[Data records]

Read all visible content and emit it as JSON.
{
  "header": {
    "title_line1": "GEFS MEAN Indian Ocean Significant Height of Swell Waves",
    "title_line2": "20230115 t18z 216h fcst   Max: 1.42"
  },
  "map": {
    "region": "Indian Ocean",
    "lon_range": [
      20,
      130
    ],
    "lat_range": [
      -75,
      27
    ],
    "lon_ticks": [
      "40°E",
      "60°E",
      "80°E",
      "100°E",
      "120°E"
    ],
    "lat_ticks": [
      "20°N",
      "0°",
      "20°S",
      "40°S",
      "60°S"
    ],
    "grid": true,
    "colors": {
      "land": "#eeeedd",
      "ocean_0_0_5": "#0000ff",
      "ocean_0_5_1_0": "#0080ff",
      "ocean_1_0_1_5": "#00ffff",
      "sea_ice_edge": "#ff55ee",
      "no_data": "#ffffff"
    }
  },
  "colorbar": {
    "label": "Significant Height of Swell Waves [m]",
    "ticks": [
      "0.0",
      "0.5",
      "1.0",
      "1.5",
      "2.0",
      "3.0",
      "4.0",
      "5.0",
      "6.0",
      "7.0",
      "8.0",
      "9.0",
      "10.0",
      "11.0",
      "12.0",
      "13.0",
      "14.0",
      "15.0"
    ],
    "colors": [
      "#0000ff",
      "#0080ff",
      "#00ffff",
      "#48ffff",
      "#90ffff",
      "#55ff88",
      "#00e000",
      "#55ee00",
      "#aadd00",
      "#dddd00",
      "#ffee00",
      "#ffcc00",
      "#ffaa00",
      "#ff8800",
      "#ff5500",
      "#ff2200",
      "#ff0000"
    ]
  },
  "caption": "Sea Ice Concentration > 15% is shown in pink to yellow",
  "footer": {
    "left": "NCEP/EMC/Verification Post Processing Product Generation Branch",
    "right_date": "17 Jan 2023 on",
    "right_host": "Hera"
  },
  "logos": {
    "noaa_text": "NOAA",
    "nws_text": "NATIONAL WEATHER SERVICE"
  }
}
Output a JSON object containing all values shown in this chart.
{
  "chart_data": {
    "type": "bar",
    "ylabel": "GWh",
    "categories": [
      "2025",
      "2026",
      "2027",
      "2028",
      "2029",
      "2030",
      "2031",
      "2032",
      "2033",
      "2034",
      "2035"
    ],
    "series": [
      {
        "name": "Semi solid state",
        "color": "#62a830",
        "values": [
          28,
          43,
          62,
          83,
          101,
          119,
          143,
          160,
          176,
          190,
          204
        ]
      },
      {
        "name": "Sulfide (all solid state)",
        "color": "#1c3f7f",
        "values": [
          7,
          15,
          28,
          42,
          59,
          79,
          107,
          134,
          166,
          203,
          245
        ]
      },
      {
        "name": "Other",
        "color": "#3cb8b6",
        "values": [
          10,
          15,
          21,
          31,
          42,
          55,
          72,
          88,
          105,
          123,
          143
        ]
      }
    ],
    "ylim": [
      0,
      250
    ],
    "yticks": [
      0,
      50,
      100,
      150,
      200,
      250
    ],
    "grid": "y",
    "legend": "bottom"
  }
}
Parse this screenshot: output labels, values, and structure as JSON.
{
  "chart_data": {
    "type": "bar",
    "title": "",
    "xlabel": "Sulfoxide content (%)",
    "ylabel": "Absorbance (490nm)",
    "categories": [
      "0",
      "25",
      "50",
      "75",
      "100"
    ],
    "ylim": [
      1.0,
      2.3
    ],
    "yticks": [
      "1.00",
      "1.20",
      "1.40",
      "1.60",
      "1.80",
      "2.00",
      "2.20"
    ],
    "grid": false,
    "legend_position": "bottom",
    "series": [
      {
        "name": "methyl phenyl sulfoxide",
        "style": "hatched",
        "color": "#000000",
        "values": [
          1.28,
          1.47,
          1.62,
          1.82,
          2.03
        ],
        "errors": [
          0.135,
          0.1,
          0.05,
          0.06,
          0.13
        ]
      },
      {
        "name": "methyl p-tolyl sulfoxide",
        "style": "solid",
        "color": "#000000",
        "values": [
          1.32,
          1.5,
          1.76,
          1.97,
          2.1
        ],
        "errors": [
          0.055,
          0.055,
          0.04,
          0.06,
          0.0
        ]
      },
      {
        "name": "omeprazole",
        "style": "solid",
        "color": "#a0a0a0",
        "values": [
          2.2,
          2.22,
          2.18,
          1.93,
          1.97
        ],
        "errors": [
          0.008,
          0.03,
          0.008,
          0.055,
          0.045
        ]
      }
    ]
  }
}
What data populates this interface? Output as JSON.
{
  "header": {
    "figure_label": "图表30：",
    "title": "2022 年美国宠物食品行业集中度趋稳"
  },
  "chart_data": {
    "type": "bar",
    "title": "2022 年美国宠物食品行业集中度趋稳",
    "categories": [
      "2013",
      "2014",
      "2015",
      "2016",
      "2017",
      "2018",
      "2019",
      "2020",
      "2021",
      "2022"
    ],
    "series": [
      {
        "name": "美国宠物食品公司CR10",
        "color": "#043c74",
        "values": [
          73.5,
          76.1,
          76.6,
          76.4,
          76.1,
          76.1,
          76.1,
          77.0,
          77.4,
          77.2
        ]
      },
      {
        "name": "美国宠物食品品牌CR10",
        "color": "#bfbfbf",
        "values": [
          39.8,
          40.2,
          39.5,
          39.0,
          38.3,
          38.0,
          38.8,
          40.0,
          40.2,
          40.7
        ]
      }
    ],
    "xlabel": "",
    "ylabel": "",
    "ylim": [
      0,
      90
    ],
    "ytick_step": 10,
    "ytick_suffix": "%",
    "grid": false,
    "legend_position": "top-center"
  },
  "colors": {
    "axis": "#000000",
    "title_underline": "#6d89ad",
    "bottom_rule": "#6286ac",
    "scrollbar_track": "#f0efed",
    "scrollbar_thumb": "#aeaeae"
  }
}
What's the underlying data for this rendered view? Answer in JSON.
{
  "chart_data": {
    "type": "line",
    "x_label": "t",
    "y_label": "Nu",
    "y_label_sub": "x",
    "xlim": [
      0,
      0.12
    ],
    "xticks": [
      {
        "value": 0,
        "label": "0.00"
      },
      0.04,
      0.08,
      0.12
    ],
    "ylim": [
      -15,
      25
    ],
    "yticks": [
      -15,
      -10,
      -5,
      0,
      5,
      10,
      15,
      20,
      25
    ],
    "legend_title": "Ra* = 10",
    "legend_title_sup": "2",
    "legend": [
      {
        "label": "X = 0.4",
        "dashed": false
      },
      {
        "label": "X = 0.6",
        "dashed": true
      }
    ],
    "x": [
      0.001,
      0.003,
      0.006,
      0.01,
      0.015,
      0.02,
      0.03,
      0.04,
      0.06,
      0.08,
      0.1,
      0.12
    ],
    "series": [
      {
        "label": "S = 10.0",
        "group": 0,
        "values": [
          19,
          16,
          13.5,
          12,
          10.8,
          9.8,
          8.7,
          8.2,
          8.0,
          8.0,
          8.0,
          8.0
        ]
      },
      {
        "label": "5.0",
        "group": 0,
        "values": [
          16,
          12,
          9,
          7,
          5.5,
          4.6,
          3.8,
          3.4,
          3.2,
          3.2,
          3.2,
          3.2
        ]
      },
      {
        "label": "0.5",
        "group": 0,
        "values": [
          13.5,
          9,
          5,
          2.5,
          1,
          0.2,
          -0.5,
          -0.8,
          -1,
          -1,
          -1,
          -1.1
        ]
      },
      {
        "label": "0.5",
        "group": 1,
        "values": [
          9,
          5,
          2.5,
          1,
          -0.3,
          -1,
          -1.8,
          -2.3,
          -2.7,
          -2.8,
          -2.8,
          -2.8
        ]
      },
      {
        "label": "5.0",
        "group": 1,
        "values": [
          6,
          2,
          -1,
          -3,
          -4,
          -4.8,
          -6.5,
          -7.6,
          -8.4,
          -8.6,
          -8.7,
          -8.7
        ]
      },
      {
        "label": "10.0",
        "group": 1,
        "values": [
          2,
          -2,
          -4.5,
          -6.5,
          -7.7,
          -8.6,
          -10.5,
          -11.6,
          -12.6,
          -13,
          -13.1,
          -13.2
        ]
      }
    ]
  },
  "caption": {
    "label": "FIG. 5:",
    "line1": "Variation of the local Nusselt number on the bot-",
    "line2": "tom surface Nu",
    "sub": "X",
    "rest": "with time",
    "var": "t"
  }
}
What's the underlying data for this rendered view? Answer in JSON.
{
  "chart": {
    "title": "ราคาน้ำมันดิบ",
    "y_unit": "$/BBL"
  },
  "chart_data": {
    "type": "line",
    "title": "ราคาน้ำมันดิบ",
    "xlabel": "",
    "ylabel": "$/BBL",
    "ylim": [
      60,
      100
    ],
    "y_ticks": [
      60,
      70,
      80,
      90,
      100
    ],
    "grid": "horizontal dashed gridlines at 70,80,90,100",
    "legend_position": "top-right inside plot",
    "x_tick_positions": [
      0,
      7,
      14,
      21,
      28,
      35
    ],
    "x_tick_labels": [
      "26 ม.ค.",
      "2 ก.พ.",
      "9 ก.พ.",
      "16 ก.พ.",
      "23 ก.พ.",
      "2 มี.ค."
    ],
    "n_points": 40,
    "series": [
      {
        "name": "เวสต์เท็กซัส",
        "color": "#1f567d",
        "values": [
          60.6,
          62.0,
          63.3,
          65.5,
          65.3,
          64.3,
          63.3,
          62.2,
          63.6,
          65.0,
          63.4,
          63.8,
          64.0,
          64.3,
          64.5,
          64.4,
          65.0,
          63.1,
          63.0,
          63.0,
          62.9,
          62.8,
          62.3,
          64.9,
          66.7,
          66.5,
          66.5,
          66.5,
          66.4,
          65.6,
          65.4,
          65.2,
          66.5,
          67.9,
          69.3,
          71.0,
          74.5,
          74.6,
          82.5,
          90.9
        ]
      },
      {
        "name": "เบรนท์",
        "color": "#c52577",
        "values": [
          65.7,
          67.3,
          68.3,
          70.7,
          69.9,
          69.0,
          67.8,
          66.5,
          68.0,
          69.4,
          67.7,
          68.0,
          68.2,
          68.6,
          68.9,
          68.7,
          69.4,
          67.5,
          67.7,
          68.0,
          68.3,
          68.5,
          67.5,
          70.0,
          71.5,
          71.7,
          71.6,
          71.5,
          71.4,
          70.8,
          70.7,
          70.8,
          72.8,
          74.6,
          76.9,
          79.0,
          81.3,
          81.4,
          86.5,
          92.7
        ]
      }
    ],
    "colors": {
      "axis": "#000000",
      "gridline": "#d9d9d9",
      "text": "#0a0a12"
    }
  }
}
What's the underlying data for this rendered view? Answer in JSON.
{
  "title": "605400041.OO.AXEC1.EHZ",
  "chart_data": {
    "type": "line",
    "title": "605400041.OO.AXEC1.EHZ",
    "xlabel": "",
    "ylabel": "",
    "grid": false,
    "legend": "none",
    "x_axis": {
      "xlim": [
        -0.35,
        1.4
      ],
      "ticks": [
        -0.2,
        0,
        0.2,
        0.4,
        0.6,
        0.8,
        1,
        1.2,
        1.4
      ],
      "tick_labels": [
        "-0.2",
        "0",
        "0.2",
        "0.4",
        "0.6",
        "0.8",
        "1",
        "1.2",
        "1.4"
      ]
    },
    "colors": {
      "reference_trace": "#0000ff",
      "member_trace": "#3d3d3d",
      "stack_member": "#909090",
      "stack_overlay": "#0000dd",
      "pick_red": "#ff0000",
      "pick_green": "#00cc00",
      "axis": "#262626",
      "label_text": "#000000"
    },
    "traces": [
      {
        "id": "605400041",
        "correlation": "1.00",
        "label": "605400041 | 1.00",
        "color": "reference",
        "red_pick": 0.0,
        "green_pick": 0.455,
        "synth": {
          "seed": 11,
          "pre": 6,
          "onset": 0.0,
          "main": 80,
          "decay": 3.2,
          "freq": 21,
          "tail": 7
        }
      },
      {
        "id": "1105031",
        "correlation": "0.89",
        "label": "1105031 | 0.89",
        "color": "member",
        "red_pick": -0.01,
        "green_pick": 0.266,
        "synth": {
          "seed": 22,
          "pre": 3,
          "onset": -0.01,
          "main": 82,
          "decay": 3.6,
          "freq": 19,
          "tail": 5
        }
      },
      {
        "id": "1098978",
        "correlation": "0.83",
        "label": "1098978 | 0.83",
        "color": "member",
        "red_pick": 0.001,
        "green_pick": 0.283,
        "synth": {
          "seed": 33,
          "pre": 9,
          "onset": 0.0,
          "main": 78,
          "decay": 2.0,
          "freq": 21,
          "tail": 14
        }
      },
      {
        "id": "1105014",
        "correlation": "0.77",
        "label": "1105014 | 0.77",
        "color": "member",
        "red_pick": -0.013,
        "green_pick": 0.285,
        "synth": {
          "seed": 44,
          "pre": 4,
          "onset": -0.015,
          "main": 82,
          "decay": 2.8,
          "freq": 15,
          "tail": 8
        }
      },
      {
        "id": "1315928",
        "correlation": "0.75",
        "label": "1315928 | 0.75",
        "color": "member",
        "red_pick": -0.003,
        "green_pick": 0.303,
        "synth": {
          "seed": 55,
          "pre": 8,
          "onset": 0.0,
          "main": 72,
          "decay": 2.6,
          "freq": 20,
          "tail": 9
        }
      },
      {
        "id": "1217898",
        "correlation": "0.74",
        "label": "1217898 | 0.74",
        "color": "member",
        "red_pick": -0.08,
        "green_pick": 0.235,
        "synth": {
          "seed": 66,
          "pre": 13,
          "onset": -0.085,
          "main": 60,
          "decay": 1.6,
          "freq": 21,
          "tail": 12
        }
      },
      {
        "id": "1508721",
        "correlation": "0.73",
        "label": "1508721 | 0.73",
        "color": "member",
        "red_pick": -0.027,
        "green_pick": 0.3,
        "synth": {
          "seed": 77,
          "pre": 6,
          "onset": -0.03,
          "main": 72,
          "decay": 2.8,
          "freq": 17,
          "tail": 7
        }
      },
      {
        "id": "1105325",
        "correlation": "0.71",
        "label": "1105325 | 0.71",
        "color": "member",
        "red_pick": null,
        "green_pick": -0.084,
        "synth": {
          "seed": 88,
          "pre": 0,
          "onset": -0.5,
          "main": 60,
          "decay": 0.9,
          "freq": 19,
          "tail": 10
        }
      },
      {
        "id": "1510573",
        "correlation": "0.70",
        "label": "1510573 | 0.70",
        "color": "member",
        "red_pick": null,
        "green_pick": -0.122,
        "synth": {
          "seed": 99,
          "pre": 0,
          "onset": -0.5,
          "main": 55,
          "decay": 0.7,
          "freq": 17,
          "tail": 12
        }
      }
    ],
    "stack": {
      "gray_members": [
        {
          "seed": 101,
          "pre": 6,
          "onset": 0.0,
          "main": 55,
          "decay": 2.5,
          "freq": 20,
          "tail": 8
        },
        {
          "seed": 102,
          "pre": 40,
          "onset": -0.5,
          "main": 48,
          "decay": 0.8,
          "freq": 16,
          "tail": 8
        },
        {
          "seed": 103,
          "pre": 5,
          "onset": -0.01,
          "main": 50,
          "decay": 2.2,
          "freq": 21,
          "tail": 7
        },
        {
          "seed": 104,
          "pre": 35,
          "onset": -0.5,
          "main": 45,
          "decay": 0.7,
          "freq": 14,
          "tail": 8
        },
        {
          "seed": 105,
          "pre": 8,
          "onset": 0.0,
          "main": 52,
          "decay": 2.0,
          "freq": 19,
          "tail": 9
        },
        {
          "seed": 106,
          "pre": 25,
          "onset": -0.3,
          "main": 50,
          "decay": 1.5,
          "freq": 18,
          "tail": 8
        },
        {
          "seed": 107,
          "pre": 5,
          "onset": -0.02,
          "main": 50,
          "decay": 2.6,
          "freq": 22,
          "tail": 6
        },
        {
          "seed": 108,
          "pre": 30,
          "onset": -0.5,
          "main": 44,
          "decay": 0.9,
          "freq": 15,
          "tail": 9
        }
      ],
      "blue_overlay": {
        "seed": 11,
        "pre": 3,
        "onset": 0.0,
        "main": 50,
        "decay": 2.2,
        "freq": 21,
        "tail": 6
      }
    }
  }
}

[GIVEN TASK]: Wherever the string "correlation" appears in the entries above, list that line.

[SOLUTION FOR THIS TASK]:
        "correlation": "1.00",
        "correlation": "0.89",
        "correlation": "0.83",
        "correlation": "0.77",
        "correlation": "0.75",
        "correlation": "0.74",
        "correlation": "0.73",
        "correlation": "0.71",
        "correlation": "0.70",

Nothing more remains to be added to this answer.